### THE RECORDS

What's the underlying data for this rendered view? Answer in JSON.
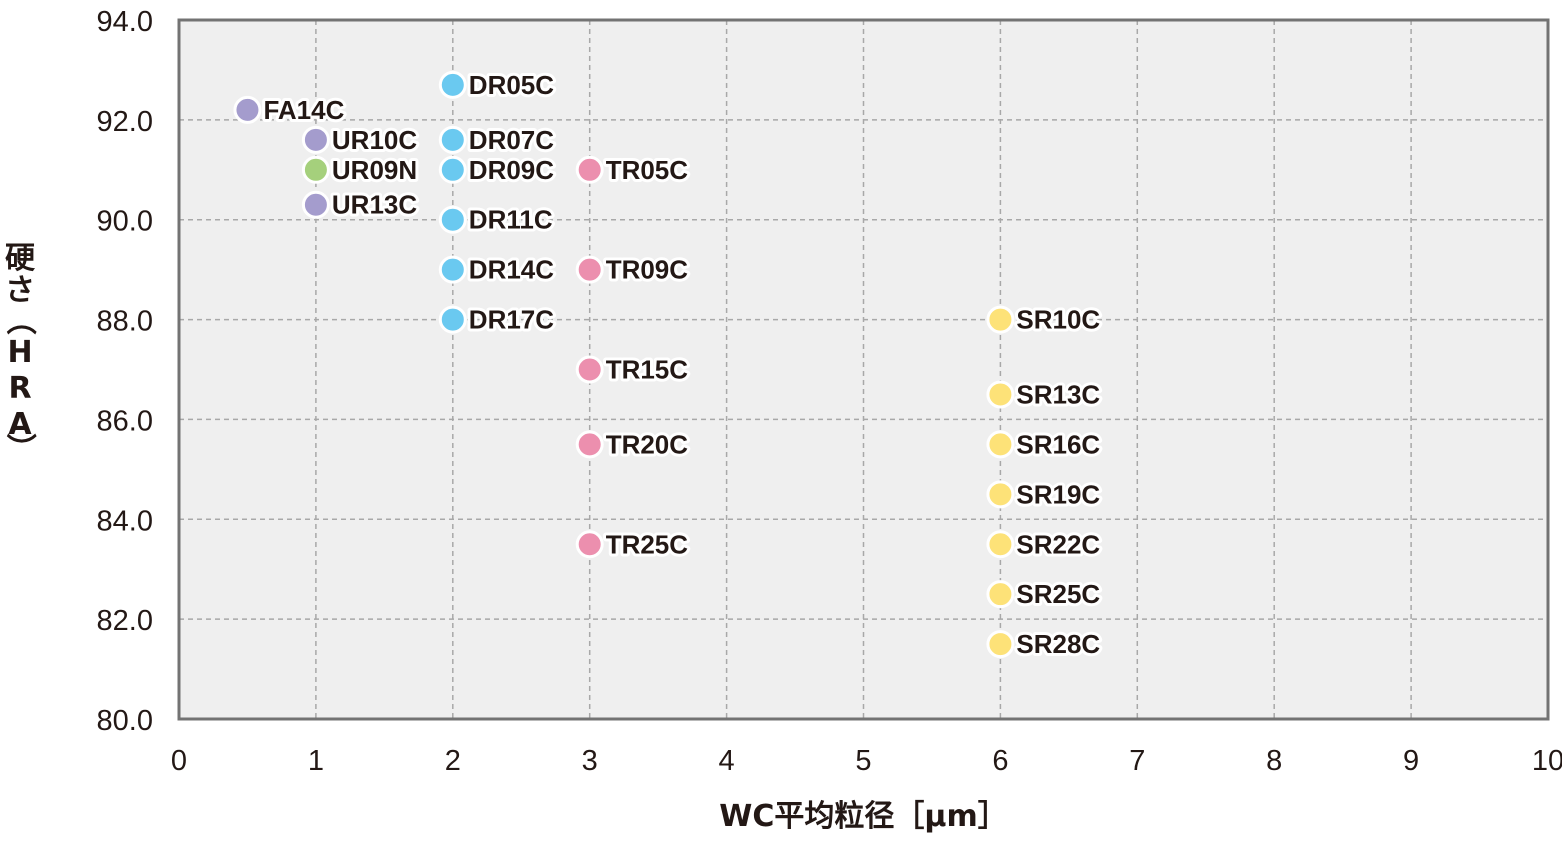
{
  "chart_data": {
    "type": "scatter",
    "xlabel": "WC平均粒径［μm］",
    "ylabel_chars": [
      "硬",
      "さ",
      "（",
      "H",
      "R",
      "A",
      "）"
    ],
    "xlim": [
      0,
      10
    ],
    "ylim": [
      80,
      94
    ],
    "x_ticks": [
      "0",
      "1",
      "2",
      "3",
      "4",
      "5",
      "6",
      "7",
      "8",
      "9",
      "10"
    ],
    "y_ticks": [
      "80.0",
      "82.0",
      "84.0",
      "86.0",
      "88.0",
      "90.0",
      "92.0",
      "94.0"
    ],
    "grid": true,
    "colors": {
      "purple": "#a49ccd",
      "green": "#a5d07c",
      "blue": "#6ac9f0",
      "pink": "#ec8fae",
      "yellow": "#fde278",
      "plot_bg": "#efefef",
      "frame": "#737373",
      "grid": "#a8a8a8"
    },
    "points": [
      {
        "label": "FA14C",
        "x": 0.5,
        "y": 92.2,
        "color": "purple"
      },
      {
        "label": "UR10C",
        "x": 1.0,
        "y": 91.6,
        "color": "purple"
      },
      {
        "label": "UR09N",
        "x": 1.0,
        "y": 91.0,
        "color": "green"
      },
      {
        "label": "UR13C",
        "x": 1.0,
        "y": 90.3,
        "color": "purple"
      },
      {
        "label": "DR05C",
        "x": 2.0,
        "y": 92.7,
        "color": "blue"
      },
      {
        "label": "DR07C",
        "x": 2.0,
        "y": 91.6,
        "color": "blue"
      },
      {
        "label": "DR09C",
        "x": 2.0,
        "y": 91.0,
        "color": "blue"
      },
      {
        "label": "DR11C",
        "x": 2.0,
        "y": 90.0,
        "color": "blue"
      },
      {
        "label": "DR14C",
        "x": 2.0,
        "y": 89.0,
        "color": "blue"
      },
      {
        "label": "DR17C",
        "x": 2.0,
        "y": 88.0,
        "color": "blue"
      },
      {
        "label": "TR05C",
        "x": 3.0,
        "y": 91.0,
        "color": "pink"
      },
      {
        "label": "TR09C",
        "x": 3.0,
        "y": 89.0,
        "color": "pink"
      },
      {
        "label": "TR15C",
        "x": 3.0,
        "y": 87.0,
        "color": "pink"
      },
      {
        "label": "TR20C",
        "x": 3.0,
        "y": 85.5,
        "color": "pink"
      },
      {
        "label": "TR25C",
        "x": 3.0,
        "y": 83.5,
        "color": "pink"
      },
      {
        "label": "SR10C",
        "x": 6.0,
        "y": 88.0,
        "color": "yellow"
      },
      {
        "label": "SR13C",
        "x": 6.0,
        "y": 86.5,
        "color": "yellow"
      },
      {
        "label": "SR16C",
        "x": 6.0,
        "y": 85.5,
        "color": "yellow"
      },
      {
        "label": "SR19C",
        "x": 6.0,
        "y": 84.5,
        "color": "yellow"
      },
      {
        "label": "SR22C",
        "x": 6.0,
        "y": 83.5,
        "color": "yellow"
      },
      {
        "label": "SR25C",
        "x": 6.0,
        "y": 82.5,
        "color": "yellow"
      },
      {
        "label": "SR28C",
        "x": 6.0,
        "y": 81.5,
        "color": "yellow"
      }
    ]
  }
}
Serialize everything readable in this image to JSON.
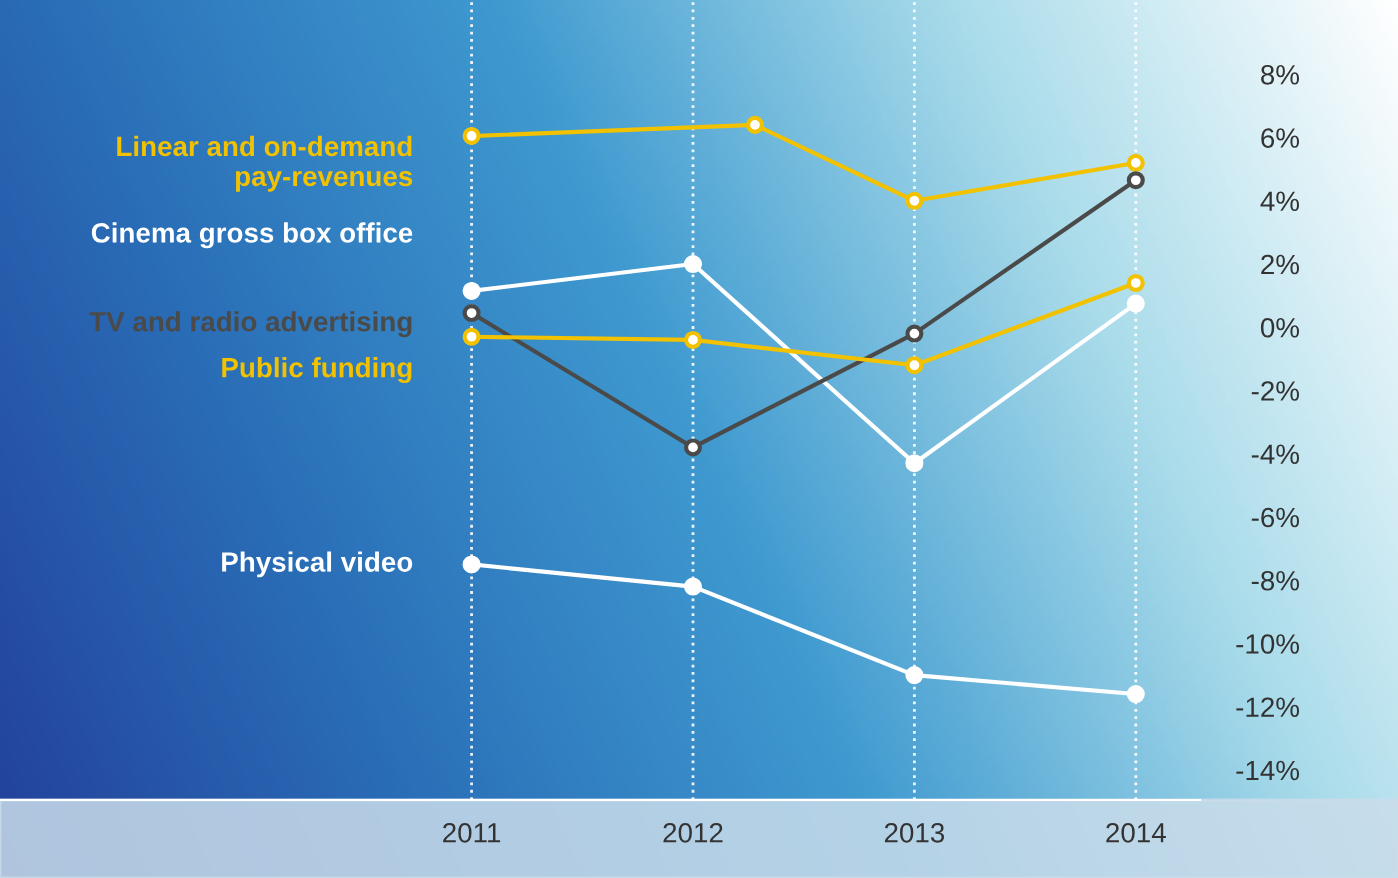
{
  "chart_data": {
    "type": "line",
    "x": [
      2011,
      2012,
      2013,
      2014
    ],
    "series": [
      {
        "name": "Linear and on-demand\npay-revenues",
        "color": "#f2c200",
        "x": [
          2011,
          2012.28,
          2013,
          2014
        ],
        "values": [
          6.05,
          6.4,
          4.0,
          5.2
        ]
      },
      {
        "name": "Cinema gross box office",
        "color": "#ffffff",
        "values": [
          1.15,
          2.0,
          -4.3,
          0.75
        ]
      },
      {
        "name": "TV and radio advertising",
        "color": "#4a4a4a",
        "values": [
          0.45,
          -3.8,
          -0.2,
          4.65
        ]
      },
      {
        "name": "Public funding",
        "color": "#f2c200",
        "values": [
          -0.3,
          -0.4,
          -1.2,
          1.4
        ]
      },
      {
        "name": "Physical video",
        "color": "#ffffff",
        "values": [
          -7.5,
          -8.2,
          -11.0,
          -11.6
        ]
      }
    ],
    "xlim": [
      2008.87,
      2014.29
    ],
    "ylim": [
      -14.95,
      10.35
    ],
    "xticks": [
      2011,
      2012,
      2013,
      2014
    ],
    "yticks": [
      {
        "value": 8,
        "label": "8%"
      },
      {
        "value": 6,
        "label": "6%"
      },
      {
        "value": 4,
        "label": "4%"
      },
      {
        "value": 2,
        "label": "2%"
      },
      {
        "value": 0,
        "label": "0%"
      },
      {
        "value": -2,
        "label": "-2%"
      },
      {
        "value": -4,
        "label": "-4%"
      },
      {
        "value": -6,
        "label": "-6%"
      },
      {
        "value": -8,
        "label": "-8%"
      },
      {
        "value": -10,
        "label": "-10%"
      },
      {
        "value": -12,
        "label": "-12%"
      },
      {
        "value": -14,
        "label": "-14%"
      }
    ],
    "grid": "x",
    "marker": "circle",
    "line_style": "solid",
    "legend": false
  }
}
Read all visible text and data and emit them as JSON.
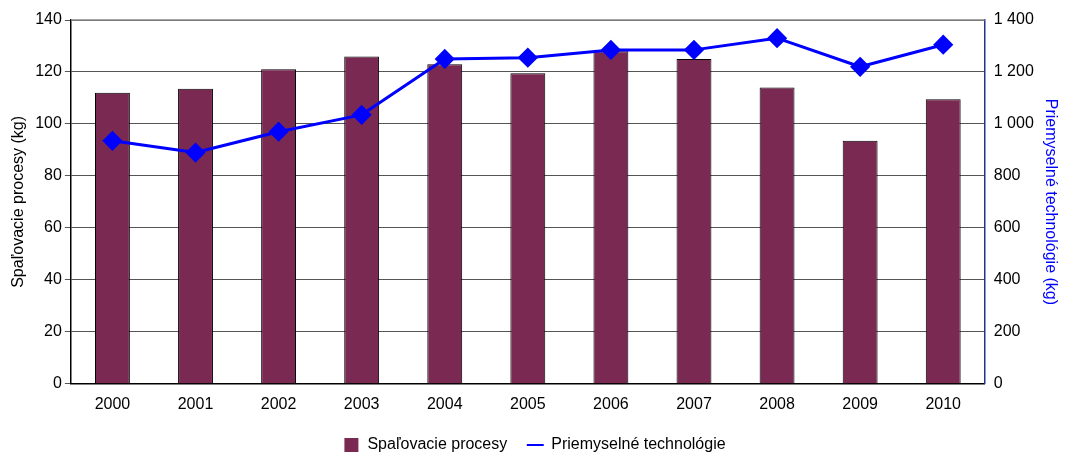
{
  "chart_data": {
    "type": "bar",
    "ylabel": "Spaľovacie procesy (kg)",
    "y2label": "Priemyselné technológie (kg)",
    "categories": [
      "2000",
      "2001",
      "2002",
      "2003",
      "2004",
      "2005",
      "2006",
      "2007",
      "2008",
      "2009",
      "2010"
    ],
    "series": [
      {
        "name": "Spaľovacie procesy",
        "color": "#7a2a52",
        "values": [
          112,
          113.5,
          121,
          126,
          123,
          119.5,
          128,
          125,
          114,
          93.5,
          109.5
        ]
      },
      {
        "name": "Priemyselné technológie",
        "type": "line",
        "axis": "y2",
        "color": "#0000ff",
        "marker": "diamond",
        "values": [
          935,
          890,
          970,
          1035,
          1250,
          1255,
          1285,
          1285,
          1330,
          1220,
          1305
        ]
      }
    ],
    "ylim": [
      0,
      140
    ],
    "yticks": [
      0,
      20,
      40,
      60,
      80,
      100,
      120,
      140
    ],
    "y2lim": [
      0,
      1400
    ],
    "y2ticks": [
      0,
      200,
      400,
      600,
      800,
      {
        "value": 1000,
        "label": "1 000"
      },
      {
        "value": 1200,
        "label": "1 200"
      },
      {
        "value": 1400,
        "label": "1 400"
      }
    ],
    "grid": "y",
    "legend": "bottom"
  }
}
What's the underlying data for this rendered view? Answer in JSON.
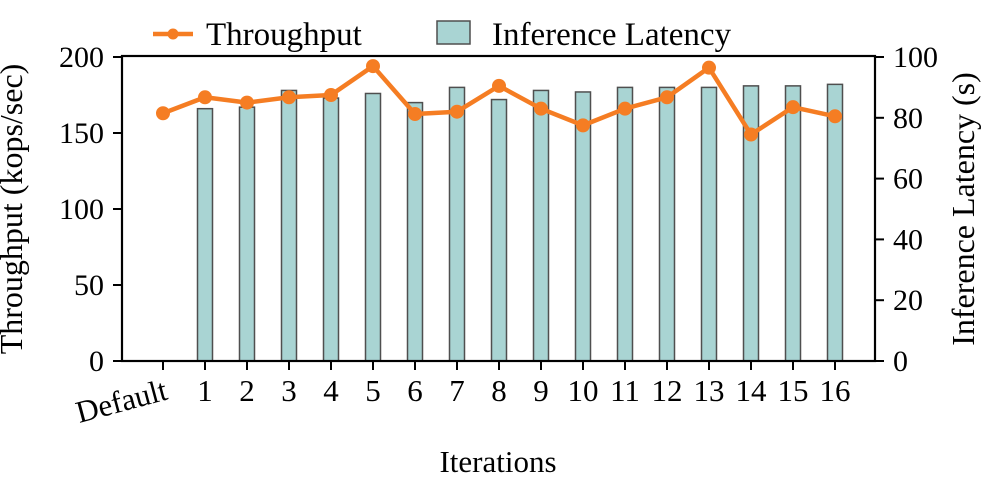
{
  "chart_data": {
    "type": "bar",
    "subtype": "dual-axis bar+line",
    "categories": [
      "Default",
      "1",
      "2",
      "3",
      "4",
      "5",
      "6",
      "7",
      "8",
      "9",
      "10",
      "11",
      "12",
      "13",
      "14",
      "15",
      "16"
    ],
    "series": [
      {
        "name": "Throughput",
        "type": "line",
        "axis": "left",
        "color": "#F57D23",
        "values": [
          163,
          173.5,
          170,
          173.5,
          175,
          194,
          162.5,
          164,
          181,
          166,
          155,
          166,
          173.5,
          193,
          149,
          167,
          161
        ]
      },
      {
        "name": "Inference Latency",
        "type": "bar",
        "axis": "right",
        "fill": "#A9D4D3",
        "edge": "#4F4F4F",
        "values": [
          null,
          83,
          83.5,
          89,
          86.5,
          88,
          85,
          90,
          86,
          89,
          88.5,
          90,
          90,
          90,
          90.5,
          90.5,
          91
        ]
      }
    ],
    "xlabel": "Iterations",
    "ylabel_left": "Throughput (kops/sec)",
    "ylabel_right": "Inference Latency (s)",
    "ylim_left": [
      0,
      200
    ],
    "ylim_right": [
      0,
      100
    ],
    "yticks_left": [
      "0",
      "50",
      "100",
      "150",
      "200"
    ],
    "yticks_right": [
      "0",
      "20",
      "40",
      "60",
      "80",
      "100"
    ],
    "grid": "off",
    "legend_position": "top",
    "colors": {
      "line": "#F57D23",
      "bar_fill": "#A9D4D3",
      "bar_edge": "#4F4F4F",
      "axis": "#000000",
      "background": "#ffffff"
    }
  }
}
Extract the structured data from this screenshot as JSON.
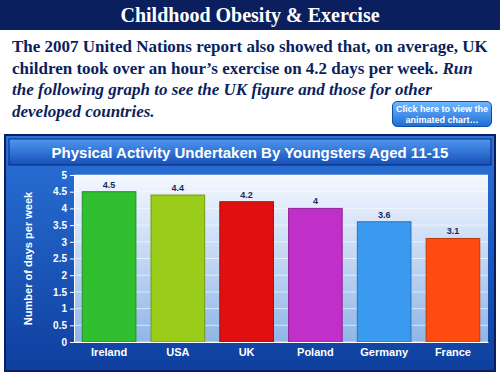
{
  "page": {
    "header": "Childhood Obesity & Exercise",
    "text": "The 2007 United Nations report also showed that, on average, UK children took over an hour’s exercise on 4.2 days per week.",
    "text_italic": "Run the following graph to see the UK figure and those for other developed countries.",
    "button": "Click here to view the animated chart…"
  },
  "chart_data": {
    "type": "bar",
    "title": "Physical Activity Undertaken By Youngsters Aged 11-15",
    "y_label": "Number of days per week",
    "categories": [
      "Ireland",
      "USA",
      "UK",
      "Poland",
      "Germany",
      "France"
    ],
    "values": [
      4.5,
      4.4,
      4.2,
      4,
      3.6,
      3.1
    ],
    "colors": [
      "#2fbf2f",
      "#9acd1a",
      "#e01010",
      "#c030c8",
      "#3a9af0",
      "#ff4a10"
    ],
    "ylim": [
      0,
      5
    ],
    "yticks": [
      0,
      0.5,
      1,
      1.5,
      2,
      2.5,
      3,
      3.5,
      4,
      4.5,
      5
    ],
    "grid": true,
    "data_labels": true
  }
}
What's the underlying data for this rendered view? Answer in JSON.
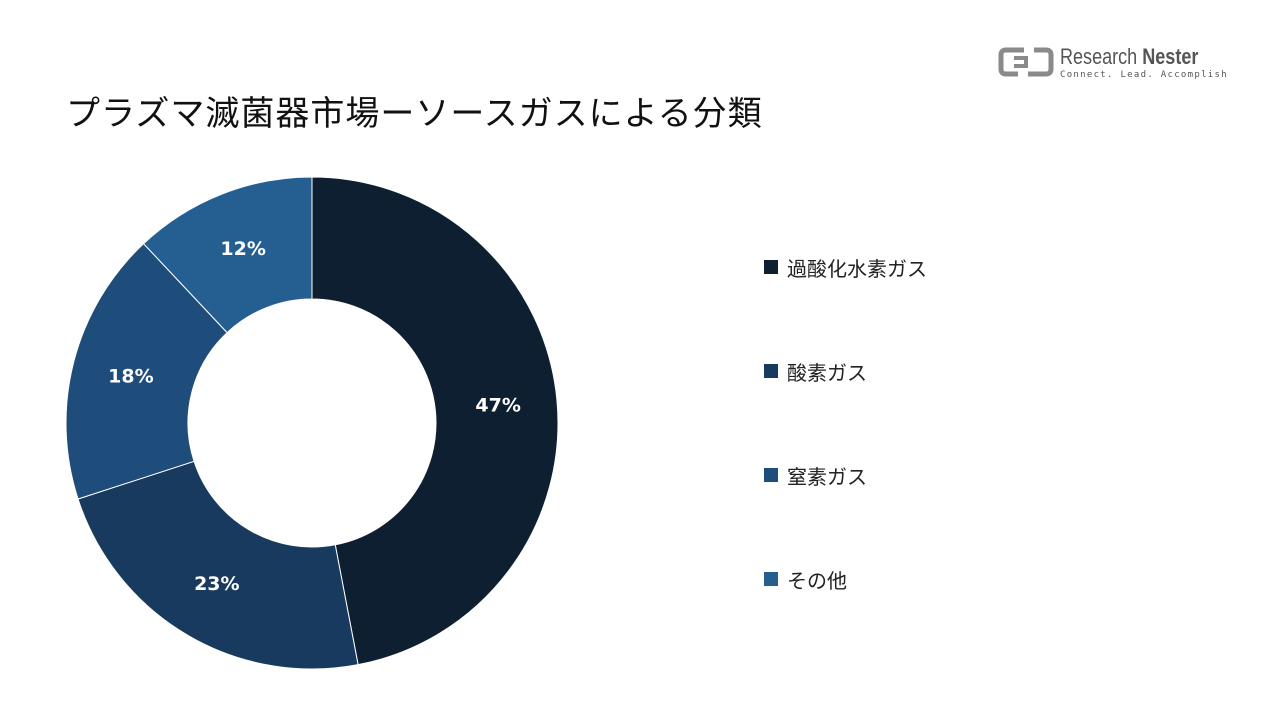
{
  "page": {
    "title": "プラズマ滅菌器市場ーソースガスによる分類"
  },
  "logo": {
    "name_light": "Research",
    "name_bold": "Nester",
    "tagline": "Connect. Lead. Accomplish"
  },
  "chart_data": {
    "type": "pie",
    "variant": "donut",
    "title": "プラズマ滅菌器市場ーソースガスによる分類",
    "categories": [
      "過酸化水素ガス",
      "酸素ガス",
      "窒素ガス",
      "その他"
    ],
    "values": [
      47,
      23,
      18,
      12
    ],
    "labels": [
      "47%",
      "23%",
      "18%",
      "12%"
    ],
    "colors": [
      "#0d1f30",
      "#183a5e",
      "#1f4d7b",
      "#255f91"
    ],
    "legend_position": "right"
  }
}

### EXERCISE DIRECTIONS
Gather from the data above every line with the string "days".

### IN RESPONSE
    "text": "The 2007 United Nations report also showed that, on average, UK children took over an hour’s exercise on 4.2 days per week.",
    "y_label": "Number of days per week",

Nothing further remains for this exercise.